— START OF Dataset records —

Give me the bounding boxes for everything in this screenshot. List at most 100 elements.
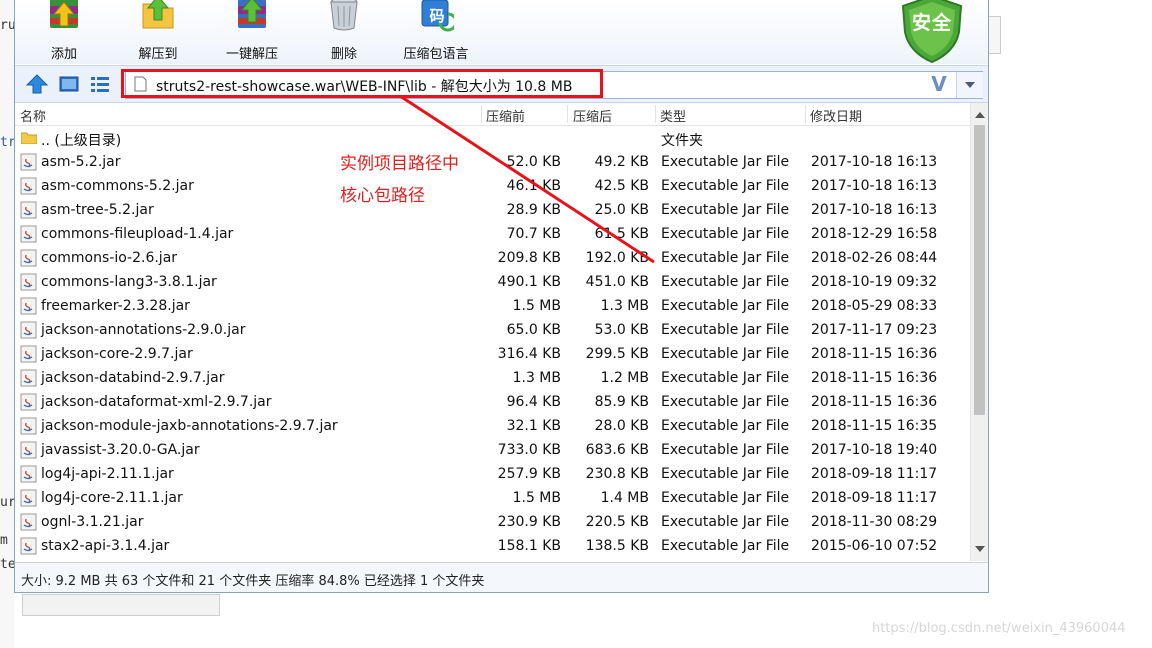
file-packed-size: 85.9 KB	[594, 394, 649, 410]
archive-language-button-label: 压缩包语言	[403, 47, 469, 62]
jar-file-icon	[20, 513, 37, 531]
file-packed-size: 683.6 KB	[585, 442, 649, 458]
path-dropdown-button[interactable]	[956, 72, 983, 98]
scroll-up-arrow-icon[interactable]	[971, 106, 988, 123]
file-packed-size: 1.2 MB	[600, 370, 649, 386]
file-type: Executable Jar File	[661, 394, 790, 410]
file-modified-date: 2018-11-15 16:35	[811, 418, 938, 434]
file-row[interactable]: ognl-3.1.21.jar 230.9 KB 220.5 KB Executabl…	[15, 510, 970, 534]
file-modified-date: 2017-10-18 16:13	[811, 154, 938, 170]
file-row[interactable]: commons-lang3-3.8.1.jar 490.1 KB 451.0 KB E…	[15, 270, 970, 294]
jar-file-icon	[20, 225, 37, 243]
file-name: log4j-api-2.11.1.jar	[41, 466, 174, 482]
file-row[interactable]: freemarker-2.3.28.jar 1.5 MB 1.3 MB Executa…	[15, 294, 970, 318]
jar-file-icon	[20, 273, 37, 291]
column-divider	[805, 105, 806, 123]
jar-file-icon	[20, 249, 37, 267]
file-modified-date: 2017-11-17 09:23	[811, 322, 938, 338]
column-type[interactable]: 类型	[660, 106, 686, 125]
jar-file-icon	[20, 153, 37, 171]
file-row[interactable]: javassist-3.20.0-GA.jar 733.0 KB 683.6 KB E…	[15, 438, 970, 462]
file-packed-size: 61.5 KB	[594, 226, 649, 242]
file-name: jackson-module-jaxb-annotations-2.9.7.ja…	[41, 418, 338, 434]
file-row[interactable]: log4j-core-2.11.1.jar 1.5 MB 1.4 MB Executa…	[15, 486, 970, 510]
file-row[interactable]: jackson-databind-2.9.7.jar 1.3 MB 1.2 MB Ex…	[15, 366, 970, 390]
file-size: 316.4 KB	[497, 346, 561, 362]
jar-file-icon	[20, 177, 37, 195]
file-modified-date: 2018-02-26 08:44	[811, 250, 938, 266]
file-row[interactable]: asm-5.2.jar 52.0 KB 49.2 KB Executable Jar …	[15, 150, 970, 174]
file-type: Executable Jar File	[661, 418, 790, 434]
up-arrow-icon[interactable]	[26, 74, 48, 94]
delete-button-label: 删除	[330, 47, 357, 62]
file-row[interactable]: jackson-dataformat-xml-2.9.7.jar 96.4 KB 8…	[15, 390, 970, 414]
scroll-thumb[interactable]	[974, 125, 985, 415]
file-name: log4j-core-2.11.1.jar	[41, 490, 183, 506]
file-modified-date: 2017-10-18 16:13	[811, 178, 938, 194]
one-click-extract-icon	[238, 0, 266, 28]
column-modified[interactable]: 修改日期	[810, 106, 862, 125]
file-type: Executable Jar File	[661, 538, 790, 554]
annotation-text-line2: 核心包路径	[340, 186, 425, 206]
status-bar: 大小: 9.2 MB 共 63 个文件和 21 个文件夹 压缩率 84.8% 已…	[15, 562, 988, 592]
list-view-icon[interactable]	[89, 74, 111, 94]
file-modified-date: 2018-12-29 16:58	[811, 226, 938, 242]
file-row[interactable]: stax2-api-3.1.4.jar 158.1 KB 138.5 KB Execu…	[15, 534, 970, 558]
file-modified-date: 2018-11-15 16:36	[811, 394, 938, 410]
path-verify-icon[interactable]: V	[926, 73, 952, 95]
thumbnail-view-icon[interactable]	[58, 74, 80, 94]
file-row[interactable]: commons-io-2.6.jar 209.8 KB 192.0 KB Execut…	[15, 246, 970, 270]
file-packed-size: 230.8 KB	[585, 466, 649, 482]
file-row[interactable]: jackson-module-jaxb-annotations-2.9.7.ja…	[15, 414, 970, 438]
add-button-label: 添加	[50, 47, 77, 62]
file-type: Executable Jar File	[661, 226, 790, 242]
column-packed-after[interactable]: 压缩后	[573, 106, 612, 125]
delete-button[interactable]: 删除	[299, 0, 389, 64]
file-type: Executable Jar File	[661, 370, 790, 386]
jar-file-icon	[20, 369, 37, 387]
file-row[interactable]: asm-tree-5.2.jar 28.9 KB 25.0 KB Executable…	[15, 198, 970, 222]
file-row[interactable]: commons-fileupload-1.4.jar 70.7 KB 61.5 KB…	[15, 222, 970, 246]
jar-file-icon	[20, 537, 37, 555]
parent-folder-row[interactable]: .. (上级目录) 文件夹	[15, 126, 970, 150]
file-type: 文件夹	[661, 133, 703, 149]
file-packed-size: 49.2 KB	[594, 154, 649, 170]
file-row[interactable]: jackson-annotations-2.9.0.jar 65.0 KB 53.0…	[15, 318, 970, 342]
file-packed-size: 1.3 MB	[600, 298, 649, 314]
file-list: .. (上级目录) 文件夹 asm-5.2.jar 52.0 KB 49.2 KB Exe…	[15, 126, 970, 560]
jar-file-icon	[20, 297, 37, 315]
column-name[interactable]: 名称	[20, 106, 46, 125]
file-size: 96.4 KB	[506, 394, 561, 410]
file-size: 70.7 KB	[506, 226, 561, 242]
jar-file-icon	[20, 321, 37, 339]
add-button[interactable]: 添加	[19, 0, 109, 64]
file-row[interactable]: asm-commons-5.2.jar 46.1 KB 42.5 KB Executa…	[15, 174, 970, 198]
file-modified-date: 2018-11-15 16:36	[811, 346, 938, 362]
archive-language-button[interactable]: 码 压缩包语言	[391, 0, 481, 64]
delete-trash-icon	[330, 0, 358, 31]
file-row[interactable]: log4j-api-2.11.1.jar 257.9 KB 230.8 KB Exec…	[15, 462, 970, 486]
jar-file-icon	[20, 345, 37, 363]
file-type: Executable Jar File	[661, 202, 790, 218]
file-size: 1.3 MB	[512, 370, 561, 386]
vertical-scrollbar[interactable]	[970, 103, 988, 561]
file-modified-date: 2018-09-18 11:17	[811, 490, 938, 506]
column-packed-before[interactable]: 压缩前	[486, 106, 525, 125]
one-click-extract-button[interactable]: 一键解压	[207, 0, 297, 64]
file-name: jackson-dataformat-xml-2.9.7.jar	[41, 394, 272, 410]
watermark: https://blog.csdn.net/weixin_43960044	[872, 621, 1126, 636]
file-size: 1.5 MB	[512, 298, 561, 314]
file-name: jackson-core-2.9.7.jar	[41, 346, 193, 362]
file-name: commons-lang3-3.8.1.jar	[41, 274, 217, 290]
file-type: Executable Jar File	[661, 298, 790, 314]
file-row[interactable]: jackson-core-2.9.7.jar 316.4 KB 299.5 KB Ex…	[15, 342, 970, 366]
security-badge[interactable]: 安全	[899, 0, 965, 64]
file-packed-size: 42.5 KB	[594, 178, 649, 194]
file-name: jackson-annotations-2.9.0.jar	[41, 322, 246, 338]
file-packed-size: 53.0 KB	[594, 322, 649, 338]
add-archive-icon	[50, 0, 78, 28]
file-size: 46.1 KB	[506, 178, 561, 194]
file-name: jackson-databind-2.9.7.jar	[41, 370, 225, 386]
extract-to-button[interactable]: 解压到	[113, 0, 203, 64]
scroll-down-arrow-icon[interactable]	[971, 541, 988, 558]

— END OF Dataset records —

*Requirements*
Report every one of the rows above that contains the string "Executable", copying each such row in full. Case counts.

*Complete answer*
file-type: Executable Jar File	[661, 394, 790, 410]
file-row[interactable]: asm-5.2.jar 52.0 KB 49.2 KB Executable Jar …	[15, 150, 970, 174]
file-type: Executable Jar File	[661, 418, 790, 434]
file-type: Executable Jar File	[661, 538, 790, 554]
file-type: Executable Jar File	[661, 226, 790, 242]
file-type: Executable Jar File	[661, 370, 790, 386]
file-row[interactable]: asm-tree-5.2.jar 28.9 KB 25.0 KB Executable…	[15, 198, 970, 222]
file-type: Executable Jar File	[661, 202, 790, 218]
file-type: Executable Jar File	[661, 298, 790, 314]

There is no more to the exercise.